What is required: Each line of the data that includes the string "oblukov" is to be copied out.

[Figure dataset records]
** BEGIN **

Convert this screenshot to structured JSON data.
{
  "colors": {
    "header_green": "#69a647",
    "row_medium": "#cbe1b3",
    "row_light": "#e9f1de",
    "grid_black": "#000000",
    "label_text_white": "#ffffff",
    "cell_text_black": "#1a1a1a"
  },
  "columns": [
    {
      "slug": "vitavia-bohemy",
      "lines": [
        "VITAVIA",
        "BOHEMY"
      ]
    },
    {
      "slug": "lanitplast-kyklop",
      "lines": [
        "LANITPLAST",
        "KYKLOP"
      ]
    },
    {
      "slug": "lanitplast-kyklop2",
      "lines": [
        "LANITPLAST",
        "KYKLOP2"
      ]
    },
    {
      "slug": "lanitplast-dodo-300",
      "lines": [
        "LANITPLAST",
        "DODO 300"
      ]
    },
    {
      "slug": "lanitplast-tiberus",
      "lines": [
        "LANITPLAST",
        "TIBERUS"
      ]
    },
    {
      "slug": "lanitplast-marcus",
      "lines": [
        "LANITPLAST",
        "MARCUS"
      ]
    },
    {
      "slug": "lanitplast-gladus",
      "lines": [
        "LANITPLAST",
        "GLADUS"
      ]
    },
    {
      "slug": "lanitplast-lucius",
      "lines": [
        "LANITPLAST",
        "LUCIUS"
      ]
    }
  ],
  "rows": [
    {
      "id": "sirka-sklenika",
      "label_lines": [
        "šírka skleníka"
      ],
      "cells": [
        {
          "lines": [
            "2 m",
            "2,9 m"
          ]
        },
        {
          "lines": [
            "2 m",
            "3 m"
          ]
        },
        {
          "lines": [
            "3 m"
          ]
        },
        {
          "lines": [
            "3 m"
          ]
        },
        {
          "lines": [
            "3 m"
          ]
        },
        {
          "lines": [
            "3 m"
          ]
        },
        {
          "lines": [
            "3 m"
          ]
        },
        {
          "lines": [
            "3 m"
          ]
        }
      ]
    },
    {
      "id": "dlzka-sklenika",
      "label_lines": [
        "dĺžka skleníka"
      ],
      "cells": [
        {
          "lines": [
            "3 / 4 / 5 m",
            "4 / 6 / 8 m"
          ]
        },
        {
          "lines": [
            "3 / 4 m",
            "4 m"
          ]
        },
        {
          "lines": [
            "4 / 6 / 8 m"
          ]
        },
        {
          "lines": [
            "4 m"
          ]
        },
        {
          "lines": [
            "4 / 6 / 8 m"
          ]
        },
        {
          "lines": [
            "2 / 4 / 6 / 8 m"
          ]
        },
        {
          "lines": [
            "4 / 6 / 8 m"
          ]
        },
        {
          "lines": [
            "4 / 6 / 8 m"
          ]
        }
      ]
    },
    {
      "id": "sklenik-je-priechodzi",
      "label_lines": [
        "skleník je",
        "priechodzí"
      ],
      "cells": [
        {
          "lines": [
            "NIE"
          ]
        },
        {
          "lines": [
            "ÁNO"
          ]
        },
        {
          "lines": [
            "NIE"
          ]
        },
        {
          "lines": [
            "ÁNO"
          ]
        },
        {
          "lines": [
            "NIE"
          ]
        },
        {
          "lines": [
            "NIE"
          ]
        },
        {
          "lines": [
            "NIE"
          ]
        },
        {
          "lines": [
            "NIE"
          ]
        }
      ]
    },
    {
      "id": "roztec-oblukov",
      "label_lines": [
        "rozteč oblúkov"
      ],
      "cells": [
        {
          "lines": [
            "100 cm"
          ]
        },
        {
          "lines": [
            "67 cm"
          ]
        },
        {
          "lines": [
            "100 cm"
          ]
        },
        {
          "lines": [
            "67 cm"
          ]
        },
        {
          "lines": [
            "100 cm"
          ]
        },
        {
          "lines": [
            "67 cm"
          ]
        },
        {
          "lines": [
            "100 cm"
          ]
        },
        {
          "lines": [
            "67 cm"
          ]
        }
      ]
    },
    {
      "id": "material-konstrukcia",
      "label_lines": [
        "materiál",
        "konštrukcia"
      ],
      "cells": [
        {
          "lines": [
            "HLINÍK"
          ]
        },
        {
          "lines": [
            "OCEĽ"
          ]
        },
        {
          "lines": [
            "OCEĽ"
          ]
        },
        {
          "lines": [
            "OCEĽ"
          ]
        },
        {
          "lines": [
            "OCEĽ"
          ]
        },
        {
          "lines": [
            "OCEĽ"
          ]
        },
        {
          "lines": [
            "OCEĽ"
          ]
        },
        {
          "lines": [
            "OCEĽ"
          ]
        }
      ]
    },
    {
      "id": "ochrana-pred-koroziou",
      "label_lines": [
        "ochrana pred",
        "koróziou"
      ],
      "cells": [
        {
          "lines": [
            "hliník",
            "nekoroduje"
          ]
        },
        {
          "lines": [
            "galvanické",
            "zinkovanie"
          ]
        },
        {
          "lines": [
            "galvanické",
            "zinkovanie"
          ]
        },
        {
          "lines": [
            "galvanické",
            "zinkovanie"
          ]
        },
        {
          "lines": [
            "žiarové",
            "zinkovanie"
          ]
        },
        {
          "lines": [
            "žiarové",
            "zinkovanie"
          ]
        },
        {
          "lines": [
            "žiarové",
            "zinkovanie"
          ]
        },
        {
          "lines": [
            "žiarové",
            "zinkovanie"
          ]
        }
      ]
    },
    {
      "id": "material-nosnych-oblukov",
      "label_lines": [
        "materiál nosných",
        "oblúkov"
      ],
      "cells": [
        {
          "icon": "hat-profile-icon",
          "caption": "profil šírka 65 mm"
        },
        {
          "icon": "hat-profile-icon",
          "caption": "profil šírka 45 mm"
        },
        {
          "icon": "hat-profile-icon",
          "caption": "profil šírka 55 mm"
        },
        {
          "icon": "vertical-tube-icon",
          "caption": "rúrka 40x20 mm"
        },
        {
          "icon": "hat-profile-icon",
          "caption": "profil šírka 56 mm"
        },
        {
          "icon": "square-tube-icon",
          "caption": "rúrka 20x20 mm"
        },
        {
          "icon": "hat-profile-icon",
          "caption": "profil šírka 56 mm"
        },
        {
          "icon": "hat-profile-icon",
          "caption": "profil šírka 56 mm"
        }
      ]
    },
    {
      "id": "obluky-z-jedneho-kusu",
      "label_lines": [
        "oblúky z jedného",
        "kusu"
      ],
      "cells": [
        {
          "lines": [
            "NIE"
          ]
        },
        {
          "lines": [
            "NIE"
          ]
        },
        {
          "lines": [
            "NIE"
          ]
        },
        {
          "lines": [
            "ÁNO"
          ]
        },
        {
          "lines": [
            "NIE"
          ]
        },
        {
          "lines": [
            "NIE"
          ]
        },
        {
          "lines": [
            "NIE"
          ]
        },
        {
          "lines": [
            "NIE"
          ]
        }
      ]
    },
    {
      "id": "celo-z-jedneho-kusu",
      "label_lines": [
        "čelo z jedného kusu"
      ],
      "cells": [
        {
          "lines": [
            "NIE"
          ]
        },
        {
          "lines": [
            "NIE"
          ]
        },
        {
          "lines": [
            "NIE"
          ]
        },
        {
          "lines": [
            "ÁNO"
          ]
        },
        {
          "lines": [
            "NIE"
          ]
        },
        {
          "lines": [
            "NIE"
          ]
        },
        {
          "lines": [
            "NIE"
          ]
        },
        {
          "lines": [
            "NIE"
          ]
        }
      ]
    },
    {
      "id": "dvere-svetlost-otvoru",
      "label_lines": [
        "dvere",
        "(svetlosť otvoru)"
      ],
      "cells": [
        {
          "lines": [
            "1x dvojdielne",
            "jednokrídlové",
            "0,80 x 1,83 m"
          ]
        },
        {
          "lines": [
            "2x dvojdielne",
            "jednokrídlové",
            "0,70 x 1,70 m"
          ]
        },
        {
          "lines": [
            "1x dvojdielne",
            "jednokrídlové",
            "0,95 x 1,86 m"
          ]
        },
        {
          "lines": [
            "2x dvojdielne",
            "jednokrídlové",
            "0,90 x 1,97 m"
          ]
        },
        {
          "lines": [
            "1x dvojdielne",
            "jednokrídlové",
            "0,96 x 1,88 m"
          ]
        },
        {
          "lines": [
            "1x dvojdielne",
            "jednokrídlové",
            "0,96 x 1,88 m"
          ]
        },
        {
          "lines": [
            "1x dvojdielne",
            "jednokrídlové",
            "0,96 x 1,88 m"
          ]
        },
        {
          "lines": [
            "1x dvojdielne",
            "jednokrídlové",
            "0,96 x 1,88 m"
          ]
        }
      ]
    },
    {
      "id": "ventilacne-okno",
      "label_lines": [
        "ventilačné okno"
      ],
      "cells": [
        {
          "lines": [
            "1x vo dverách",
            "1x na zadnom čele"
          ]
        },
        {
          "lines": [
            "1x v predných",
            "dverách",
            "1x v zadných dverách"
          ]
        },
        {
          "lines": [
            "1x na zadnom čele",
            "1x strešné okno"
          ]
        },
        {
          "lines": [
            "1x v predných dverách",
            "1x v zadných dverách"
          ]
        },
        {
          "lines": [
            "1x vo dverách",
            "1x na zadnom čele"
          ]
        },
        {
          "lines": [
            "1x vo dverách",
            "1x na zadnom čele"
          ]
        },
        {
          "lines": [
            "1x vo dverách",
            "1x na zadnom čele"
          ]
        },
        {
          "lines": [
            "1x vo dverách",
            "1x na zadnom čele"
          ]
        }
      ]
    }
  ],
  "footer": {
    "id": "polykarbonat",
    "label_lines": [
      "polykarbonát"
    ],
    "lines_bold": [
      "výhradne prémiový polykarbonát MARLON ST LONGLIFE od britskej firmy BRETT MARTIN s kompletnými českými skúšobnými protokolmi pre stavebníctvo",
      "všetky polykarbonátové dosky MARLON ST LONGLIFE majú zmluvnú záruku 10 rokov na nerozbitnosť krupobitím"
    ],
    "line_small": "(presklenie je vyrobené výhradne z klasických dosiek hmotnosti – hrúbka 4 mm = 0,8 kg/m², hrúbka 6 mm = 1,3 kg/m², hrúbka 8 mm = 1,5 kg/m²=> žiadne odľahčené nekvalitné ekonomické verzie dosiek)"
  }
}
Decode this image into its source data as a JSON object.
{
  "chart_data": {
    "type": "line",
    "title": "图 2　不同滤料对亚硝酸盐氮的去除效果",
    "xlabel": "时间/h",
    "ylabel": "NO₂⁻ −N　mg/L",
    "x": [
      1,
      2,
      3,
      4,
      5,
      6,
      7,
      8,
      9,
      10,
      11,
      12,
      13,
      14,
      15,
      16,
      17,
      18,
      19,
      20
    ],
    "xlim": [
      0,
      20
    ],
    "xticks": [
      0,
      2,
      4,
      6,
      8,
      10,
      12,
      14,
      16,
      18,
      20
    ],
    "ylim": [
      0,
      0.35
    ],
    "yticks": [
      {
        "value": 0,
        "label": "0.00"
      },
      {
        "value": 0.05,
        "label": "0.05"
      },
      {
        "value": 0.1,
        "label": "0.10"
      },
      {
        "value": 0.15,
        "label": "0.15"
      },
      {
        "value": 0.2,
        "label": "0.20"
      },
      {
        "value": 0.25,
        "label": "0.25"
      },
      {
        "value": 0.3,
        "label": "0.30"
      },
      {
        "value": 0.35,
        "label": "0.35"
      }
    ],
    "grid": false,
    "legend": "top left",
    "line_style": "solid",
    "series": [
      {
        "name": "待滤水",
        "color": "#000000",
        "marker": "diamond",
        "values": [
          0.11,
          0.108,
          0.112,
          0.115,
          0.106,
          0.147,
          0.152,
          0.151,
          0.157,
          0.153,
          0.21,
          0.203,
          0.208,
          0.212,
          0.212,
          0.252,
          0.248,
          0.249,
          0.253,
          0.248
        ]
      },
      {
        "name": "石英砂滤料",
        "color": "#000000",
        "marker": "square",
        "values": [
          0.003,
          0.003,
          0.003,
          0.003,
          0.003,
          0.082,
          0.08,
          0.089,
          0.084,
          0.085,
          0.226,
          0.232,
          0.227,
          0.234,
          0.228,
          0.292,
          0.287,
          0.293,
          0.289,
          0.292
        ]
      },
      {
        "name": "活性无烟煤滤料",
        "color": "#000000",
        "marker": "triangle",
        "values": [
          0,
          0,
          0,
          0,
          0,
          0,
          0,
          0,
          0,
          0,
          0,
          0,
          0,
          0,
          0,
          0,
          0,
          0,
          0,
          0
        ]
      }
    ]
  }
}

** END **

Solved problem:
      "id": "roztec-oblukov",
      "id": "material-nosnych-oblukov",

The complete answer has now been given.